Instructions for the task> Using the listing beneath this task, count the lines with the word "performances" and write only the result.

Provided data>
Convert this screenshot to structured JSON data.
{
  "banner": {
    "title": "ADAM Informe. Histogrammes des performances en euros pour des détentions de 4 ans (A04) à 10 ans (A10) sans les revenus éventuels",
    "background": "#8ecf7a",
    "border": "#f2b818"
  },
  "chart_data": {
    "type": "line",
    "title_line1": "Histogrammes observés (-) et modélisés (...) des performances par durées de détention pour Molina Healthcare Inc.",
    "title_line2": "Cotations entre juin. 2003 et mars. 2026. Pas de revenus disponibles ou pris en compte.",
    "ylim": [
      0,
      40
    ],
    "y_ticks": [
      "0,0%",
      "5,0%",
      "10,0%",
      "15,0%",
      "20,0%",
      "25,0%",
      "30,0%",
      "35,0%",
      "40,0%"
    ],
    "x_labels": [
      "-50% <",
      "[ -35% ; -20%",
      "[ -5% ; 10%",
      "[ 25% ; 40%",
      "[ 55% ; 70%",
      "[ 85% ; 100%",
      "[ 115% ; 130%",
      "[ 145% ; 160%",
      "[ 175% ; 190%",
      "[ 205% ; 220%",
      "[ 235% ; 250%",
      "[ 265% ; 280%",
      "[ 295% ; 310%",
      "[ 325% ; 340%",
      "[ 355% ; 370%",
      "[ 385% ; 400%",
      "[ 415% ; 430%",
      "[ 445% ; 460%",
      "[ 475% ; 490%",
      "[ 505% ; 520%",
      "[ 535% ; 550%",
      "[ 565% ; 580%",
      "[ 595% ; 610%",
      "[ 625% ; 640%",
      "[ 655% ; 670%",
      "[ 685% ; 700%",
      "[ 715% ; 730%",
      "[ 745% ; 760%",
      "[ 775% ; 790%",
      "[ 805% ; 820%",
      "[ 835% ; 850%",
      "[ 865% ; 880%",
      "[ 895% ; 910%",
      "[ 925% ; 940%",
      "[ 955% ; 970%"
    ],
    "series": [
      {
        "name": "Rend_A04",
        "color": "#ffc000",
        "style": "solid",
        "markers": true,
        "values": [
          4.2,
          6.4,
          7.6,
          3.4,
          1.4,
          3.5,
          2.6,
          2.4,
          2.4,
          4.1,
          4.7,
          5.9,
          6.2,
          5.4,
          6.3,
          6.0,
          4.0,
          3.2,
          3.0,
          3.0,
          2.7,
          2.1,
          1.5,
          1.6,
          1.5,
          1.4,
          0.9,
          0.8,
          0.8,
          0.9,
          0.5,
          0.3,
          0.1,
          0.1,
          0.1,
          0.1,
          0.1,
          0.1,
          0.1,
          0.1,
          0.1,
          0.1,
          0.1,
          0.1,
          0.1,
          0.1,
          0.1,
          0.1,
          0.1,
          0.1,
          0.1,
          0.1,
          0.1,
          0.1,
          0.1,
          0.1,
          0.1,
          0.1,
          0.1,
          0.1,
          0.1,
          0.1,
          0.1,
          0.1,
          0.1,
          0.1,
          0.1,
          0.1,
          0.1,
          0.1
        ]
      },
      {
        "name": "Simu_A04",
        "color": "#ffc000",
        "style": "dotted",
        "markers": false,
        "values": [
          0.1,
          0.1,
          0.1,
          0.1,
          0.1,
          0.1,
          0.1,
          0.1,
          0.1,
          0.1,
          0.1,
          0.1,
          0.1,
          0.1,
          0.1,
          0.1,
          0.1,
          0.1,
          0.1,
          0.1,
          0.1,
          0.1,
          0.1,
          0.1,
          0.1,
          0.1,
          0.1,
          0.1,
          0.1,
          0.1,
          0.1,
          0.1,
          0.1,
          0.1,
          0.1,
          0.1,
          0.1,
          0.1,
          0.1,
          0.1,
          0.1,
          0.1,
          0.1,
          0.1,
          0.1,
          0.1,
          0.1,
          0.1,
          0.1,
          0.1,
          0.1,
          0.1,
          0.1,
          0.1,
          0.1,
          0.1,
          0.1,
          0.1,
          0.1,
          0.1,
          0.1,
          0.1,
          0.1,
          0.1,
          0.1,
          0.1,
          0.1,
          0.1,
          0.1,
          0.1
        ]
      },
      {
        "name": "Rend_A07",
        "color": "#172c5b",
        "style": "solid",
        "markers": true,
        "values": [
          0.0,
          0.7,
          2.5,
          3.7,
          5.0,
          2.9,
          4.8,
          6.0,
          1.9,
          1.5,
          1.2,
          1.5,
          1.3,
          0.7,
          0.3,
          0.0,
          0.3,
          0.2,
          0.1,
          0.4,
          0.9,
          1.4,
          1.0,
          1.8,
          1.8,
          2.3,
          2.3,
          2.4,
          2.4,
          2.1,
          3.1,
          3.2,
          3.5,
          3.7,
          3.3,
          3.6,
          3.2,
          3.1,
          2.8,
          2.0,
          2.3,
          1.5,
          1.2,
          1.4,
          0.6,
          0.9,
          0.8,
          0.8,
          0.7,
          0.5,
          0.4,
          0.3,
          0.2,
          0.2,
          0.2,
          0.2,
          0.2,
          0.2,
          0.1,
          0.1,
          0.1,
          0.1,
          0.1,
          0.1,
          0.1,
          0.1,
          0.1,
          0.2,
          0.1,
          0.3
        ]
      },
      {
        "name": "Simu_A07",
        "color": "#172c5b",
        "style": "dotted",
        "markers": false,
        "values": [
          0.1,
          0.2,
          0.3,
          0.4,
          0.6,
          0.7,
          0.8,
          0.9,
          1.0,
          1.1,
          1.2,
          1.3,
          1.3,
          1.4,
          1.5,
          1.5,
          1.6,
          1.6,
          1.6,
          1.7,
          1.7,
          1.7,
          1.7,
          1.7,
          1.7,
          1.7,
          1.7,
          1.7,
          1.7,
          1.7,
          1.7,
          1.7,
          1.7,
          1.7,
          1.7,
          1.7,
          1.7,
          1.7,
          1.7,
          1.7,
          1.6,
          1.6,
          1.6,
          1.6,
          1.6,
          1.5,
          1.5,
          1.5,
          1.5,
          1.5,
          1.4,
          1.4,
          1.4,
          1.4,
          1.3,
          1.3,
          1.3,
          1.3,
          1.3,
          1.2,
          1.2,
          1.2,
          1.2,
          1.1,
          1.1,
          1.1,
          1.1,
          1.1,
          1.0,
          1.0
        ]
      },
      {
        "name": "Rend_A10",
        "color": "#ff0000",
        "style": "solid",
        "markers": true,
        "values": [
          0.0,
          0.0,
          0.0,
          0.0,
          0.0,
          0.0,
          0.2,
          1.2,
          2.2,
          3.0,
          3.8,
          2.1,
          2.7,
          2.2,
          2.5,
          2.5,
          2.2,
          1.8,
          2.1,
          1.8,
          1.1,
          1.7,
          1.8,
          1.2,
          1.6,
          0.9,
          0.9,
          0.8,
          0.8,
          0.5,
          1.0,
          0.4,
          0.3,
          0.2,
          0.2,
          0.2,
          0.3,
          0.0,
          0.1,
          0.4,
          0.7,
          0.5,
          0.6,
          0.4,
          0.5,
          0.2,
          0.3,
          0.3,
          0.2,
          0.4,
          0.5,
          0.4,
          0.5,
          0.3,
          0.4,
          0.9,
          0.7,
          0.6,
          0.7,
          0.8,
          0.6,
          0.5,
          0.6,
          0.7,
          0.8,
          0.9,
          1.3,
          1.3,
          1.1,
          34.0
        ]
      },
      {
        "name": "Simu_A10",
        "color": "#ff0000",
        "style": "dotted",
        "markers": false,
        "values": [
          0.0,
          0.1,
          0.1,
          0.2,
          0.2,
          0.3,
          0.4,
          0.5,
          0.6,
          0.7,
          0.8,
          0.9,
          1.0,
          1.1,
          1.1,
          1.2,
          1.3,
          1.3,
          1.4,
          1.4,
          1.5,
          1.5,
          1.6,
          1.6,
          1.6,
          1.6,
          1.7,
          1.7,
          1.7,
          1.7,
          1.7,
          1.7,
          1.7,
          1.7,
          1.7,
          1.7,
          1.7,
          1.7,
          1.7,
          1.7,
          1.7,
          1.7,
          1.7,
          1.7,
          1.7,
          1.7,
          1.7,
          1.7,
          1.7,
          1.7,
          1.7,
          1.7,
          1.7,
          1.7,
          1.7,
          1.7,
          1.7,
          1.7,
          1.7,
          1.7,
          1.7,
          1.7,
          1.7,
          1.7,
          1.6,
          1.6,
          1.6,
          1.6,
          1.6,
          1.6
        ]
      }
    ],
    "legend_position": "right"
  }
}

...

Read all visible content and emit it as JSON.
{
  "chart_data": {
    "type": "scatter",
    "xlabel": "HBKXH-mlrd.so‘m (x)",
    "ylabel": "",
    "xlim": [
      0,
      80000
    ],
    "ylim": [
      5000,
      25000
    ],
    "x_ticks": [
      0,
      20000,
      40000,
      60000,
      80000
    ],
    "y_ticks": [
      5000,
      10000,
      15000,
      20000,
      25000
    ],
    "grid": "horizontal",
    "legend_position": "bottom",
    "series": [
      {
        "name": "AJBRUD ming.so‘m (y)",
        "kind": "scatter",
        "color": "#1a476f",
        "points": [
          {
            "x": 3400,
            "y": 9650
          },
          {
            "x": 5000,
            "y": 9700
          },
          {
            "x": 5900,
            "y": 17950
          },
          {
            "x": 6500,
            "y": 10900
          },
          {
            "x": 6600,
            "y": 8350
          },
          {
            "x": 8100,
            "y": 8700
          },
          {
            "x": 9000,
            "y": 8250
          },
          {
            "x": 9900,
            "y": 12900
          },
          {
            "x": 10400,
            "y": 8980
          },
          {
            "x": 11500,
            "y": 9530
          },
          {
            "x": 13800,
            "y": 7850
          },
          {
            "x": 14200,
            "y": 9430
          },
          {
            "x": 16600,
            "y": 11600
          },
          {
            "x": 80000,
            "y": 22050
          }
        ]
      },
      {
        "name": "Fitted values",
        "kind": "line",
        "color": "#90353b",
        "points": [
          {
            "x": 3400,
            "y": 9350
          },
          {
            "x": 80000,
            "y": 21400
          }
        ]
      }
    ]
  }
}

Completed task> 2